# [Directions for this task]
Report only how many lines of the entries below contain the string "Group".
## begin Data listing
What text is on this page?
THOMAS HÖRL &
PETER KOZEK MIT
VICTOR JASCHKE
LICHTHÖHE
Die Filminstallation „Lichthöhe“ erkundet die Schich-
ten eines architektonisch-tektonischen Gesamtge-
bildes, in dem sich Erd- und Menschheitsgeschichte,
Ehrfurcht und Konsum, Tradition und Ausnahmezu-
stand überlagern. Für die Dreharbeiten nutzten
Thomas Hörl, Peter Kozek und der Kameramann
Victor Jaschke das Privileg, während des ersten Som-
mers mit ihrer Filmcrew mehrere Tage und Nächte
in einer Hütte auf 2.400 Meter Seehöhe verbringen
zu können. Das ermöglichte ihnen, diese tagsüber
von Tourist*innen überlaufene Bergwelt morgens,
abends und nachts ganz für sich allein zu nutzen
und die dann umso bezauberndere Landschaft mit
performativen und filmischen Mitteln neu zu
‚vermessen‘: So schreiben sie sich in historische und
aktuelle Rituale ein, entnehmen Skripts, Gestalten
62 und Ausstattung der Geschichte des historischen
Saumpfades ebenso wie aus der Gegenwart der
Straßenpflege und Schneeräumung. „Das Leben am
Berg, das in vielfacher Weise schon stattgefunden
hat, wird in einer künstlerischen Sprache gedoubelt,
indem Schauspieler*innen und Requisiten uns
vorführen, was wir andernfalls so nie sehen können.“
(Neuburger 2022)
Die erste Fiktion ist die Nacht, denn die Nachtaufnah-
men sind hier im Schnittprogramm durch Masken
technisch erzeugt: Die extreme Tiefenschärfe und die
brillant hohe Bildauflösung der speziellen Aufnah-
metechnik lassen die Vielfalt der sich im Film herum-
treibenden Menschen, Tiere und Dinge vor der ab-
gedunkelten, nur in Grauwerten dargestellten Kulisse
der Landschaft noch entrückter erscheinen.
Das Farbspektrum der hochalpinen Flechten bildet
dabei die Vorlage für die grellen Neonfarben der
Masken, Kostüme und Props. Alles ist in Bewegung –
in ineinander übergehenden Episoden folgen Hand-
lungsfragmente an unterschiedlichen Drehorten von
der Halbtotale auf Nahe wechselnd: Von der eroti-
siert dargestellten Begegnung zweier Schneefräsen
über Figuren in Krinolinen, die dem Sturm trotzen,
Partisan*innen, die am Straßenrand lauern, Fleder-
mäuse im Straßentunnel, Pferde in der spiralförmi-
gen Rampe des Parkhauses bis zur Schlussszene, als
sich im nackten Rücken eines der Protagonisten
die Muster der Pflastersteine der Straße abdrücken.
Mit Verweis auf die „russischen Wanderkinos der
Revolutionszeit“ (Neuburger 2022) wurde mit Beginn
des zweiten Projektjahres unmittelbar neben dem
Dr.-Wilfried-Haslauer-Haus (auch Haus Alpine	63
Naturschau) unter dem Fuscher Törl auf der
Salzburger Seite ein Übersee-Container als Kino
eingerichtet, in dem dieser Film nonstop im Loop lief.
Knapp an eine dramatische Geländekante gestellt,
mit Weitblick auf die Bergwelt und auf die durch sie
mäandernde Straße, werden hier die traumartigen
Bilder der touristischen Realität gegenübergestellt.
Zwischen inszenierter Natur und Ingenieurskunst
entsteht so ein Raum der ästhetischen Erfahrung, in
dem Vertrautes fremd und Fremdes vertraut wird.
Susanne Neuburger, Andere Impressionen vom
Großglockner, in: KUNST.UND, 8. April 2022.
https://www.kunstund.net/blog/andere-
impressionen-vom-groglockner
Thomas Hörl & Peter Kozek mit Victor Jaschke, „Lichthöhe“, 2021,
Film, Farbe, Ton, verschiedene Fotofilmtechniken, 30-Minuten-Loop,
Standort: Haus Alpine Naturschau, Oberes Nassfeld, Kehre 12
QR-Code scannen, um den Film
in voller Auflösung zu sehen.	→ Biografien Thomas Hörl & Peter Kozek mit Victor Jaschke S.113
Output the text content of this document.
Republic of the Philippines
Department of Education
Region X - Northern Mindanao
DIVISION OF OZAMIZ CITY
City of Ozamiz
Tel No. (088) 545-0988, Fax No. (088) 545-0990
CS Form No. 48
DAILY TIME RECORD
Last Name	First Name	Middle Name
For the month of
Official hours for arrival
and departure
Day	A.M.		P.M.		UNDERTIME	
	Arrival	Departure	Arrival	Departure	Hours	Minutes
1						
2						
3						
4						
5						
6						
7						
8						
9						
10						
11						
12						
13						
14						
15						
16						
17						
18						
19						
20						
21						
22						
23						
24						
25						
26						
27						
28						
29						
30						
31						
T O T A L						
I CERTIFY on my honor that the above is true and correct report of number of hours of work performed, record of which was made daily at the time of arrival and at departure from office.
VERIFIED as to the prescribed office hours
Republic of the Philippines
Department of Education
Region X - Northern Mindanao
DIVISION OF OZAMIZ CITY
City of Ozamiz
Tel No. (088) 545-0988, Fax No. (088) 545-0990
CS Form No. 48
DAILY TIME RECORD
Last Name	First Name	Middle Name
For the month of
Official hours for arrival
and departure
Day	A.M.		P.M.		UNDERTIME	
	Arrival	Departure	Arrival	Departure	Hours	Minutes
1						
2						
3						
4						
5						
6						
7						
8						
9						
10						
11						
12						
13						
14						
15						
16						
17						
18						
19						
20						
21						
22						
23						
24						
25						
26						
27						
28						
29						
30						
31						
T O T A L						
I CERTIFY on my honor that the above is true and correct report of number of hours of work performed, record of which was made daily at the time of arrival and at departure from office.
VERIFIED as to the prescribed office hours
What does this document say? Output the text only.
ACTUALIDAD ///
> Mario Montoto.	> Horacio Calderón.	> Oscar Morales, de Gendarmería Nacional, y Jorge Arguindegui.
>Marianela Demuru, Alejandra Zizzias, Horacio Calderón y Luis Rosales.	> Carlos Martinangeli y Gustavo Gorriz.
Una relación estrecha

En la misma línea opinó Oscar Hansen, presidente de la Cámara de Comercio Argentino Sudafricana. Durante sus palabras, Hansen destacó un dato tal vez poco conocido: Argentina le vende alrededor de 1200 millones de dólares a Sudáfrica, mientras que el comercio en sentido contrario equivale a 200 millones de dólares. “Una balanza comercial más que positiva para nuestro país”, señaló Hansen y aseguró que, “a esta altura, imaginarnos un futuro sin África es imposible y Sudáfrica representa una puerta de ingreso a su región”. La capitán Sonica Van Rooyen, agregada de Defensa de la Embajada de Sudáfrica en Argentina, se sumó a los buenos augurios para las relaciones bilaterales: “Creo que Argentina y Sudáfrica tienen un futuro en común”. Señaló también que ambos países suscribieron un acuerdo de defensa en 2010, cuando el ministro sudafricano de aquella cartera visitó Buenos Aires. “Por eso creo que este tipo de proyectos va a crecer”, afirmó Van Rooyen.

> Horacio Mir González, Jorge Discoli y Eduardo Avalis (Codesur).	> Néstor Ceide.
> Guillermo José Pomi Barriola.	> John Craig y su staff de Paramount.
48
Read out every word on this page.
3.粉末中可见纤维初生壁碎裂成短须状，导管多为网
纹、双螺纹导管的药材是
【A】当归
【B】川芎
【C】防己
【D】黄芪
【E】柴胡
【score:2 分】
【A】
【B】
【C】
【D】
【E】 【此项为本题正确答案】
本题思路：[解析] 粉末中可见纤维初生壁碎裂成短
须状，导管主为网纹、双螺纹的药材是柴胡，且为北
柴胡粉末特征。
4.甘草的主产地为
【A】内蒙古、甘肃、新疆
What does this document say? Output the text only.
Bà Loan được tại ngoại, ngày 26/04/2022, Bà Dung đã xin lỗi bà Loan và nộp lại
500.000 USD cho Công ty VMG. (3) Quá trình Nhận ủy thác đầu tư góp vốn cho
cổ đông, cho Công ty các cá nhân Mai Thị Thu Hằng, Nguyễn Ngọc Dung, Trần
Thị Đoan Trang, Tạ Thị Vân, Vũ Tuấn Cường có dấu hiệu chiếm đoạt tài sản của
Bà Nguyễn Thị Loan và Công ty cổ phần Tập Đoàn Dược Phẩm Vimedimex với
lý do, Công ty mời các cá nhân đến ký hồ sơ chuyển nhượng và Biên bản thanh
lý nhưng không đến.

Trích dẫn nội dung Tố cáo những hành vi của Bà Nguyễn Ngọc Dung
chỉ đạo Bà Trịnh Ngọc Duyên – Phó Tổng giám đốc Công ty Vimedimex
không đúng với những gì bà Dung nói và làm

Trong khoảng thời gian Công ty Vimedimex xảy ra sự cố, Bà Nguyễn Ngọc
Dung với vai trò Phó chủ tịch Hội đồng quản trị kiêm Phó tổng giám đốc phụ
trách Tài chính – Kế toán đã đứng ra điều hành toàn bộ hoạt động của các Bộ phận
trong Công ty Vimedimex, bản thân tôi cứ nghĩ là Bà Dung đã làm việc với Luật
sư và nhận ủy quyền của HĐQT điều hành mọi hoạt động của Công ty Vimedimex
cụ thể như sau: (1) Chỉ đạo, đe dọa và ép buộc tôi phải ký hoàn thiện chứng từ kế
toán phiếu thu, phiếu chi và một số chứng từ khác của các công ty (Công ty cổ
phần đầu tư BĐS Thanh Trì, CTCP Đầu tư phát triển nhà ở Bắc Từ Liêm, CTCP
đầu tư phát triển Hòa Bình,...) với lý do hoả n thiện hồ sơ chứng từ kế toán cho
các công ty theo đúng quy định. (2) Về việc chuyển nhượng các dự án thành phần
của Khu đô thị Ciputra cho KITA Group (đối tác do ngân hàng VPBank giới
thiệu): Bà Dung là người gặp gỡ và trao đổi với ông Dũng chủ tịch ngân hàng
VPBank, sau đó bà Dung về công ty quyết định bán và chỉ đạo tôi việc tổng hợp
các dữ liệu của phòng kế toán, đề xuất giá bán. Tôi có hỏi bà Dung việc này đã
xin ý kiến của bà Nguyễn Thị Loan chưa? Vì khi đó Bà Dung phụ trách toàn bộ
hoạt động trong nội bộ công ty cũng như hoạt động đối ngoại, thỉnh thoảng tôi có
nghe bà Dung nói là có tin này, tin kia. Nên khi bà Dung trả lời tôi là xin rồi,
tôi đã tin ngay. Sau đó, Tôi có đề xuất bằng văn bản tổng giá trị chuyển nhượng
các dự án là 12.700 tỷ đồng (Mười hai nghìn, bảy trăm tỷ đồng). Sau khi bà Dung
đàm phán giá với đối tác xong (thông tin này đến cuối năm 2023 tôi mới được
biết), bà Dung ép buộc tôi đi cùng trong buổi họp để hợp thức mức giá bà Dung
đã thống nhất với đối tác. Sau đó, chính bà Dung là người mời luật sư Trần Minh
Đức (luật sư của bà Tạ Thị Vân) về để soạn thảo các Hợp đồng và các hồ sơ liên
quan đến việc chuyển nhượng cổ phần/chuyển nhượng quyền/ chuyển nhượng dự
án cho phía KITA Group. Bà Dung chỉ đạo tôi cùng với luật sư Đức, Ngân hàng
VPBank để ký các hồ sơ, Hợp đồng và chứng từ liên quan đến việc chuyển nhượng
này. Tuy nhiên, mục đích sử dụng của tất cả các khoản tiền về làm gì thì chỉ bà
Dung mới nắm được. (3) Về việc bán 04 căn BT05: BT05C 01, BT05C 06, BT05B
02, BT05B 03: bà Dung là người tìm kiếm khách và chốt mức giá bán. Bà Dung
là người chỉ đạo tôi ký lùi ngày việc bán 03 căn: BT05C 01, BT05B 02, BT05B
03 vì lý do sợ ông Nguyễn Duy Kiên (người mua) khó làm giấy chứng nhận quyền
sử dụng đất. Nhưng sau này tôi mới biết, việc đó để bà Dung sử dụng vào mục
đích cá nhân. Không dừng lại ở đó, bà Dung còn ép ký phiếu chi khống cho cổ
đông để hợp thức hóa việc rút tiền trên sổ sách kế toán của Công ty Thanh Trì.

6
## end Data listing
# [Output]
2